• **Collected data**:
+---+

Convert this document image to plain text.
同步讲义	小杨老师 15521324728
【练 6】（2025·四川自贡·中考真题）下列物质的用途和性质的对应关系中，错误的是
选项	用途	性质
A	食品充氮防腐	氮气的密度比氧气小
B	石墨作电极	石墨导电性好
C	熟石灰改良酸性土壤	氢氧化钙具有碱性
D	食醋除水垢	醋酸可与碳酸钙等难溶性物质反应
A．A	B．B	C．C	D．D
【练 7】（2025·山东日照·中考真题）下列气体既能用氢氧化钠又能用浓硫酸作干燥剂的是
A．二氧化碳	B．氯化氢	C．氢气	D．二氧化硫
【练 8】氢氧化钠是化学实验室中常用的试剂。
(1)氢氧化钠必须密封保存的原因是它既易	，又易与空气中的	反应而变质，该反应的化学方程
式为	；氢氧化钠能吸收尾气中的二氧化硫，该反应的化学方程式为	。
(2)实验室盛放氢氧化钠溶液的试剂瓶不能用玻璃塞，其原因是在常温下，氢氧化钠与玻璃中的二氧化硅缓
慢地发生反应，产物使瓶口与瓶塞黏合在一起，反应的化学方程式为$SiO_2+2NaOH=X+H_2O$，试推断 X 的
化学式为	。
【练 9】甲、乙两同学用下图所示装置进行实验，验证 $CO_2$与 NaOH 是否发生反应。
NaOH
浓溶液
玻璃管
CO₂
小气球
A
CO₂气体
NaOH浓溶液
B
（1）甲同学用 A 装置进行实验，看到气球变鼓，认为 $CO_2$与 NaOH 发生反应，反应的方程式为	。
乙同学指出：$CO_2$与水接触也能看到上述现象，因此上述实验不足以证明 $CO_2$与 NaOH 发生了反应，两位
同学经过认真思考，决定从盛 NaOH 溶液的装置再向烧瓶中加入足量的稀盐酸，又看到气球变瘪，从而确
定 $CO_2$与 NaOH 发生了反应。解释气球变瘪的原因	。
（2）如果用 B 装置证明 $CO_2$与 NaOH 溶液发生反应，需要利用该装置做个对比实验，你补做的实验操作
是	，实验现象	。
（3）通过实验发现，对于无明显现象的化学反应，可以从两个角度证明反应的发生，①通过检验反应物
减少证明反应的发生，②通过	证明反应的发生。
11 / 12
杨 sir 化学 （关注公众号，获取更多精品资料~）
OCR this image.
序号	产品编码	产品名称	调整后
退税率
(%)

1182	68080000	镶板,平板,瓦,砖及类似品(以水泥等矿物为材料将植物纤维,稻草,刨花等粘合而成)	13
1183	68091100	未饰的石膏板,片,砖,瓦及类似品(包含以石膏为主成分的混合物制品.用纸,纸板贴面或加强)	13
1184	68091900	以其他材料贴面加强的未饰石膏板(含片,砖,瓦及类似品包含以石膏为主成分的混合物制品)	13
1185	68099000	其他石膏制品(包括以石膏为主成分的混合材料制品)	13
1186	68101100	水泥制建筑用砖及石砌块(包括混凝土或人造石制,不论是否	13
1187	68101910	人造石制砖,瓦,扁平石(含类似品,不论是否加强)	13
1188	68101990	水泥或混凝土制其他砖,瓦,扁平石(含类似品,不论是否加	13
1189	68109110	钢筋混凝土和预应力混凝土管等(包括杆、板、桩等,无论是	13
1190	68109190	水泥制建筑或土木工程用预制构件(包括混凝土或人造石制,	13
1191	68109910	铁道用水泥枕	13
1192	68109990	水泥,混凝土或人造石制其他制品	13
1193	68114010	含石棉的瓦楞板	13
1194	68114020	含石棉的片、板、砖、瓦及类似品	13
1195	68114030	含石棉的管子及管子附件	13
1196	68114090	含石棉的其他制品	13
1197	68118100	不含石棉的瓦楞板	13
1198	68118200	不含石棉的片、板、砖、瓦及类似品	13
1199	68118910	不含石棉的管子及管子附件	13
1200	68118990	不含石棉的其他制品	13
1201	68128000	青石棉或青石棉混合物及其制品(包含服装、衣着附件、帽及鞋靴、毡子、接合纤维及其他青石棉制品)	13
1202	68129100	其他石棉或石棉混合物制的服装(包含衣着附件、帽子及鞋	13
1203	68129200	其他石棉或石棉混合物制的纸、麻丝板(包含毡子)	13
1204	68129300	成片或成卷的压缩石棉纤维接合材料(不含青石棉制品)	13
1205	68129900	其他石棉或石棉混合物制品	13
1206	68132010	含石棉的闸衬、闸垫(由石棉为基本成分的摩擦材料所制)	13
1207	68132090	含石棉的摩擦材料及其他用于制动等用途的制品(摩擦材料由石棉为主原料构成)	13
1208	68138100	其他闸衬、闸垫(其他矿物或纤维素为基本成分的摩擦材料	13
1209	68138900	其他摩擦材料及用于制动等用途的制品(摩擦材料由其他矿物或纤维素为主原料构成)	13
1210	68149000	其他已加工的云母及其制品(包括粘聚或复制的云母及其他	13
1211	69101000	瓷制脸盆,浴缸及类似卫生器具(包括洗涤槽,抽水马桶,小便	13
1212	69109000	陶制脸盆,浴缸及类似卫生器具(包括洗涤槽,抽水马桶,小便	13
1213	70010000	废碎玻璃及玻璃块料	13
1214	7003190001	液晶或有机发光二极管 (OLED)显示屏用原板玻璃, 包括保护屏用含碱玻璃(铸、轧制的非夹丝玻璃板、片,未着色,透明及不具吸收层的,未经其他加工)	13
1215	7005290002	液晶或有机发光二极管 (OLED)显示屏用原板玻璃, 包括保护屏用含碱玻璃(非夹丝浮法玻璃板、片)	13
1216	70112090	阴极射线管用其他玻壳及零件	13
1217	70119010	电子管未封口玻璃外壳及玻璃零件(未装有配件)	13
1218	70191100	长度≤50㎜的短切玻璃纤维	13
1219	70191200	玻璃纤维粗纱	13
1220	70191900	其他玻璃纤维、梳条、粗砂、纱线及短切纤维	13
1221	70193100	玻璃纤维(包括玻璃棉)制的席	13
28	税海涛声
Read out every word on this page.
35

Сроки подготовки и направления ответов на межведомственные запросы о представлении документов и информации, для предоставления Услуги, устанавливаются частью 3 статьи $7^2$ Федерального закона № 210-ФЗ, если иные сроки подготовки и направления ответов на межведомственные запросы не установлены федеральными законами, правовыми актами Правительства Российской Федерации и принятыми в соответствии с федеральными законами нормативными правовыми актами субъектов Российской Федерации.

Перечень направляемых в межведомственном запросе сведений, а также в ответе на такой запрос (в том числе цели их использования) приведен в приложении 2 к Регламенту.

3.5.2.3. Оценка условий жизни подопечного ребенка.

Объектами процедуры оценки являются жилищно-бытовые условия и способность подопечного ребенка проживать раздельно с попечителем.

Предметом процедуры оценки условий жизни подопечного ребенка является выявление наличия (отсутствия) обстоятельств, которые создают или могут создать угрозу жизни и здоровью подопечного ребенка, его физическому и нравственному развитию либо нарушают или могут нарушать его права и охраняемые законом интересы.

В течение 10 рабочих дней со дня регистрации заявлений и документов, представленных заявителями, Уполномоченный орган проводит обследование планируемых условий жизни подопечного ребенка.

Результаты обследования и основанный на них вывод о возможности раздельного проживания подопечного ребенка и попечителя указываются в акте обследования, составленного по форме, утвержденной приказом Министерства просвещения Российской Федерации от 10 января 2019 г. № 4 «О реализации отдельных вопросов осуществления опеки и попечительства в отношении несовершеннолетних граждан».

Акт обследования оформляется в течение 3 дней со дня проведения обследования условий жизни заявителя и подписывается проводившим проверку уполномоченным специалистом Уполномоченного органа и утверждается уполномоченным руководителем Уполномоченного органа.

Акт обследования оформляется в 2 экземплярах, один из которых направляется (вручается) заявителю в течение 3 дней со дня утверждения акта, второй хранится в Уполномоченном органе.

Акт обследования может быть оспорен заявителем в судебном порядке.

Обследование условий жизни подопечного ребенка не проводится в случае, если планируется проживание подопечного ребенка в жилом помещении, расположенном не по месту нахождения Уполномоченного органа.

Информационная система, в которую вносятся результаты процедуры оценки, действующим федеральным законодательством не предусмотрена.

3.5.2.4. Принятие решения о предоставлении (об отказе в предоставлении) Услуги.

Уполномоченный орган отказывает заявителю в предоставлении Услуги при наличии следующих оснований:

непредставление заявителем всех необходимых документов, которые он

+---+

• **Problem details**: Write out every line of the listing that holds the word "包括保护屏用含碱玻璃".

• **Response below**:
1214	7003190001	液晶或有机发光二极管 (OLED)显示屏用原板玻璃, 包括保护屏用含碱玻璃(铸、轧制的非夹丝玻璃板、片,未着色,透明及不具吸收层的,未经其他加工)	13
1215	7005290002	液晶或有机发光二极管 (OLED)显示屏用原板玻璃, 包括保护屏用含碱玻璃(非夹丝浮法玻璃板、片)	13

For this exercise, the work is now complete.